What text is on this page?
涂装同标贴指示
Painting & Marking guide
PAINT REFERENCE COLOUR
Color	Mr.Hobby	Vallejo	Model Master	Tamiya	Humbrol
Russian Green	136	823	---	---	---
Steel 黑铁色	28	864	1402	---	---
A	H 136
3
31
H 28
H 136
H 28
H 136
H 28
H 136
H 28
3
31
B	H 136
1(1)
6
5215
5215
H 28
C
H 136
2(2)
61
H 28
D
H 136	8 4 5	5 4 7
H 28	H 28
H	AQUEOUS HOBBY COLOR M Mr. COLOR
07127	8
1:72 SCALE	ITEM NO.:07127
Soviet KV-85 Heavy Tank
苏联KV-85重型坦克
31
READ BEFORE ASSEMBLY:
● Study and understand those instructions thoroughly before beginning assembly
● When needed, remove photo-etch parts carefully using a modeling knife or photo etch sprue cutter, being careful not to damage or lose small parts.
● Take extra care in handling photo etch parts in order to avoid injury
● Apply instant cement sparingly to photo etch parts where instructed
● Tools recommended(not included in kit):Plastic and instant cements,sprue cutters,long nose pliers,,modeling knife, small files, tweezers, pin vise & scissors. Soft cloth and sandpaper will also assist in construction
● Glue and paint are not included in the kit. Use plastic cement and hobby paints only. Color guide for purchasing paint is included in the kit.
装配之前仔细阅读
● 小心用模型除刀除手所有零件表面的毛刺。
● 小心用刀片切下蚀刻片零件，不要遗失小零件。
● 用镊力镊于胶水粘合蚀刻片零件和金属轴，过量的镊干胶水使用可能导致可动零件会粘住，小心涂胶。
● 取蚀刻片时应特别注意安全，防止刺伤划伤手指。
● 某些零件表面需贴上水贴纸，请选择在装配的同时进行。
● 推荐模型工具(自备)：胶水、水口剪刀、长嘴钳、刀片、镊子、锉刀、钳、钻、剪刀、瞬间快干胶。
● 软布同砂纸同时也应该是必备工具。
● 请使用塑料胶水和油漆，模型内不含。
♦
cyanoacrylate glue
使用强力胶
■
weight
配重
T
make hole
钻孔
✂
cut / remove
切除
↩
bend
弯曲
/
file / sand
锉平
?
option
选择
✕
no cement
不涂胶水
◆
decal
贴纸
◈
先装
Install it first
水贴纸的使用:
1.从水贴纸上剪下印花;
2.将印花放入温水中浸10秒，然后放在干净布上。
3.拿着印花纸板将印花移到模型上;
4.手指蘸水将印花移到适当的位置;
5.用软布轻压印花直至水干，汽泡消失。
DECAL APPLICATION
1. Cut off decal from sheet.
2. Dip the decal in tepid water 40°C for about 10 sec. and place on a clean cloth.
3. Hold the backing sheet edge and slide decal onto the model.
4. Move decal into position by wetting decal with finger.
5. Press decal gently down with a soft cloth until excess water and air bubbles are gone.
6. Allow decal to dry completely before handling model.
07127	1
────────────────────────────────────────
◆ **What to do**: Take each line containing the string "small" and copy it out.

◆ **Finished answer**:
● When needed, remove photo-etch parts carefully using a modeling knife or photo etch sprue cutter, being careful not to damage or lose small parts.
● Tools recommended(not included in kit):Plastic and instant cements,sprue cutters,long nose pliers,,modeling knife, small files, tweezers, pin vise & scissors. Soft cloth and sandpaper will also assist in construction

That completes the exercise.